* Texte à lire *
============

La France de Hollande a apporté un « appui décisif » aux chefs
d’État africains membres de l’Internationale socialiste, selon le chef de
l’opposition burkinabè, Zéphirin Diabré, qui estime, par ailleurs, que la
France « n’est pas (toujours) neutre » quand il y a des élections au Burkina
Faso.
Sputnik: Quatre
ans se sont écoulés depuis la seconde révolution burkinabè. Qu'est-ce qui a
changé ?
Zéphirin Diabré : Rien, sinon pire, pour ce qui est de la gestion par le
gouvernement actuel. Beaucoup de choses, en revanche, au niveau de la prise de
conscience de la population. Il y a une maturité qui a gagné en puissance.
Sputnik : Beaucoup
s'attendaient à ce que vous soyez élu à la présidentielle de 2015, puisque vous
étiez la figure de proue de l'opposition contre Blaise Compaoré. Qu'est-ce qui
s'est passé ?
Zéphirin Diabré : La politique répond aussi à des paramètres locaux. Il y a
notamment le poids de certaines forces sociales qui choisissent d'aider un
candidat contre un autre.
Sputnik : Des
ressorts communautaires ?
Zéphirin Diabré : Pas forcément, mais les grands électeurs. Le poids de
l'argent. Ça a beaucoup pesé lors de la campagne.
Spuntik : Les
réseaux de l'ancien parti au pouvoir, le CDP, auquel appartenait l'actuel
président, Roch Marc Christian Kabore, avant de rompre avec Compaoré ?
Zéphirin Diabré : Tout à fait, l'actuel parti au pouvoir est constitué à hauteur
de 70% par des membres du CDP [parti de Blaise Compaoré, ndlr] qui a changé de casquette.

============

* Documents fournis *
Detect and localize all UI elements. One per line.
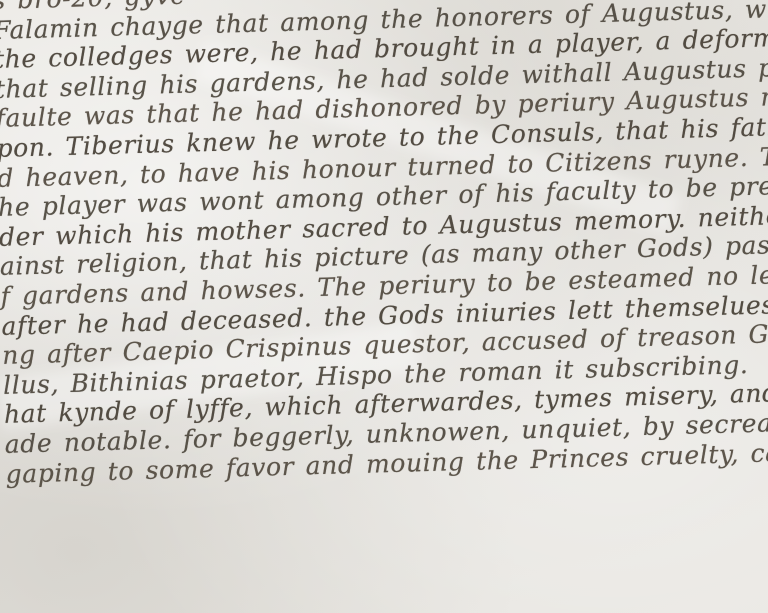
- handwritten-text-block: s bro-20, gyve Falamin chayge that among…: [0, 0, 768, 489]
- manuscript-page: s bro-20, gyve Falamin chayge that among…: [0, 0, 768, 613]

============

* Série d'exercices *
1) Recopiez l'entretien avec Zéphirin Diabré depuis « Sputnik : Beaucoup » jusqu'à « ressorts communautaires ? » inclus, en remplaçant « candidat » par « prétendant ».
2) Résumez en une seule phrase le paragraphe de l'entretien avec Zéphirin Diabré qui commence par « La France de Hollande a apporté », sans en perdre les faits principaux.
3) Poursuivez l'entretien avec Zéphirin Diabré à partir de l'endroit où il s'arrête.

* Corrigé des exercices *
1)
Sputnik : Beaucoup
s'attendaient à ce que vous soyez élu à la présidentielle de 2015, puisque vous
étiez la figure de proue de l'opposition contre Blaise Compaoré. Qu'est-ce qui
s'est passé ?
Zéphirin Diabré : La politique répond aussi à des paramètres locaux. Il y a
notamment le poids de certaines forces sociales qui choisissent d'aider un
prétendant contre un autre.
Sputnik : Des
ressorts communautaires ?

2) D'après Zéphirin Diabré, chef de l'opposition burkinabè, la France de Hollande a donné un « appui décisif » aux chefs d'État africains membres de l'Internationale socialiste et ne reste pas toujours neutre lors des élections au Burkina Faso.

3)
Donc, le candidat Kaboré [l'actuel président, ndlr] a bénéficié de l'appui des
réseaux du CDP, composés de militants, d'organisateurs, de responsables sociaux
et d'opérateurs économiques. C'est tout ça combiné qui donne une puissance de
frappe à un candidat.
Sputnik : Pendant
le temps où vous étiez opposant, vous n'avez pas construit votre propre réseau ?
Vous êtes-vous pris au piège, en étant dans la contestation sans préparer
d'initiative
Zéphirin Diabré : Nous sommes nés en 2010. La première élection à laquelle nous
avons participé, c'est en 2012. Les élections 2014. En quatre ans, nous sommes
devenus la deuxième force politique du pays. Mais en quatre ans, est-ce que
vous pouvez dépasser en termes d'implantation trente ans d'implantation d'un parti
au pouvoir ?
Sputnik : Vous
avez parlé du poids de l'argent, c'est-à-dire ?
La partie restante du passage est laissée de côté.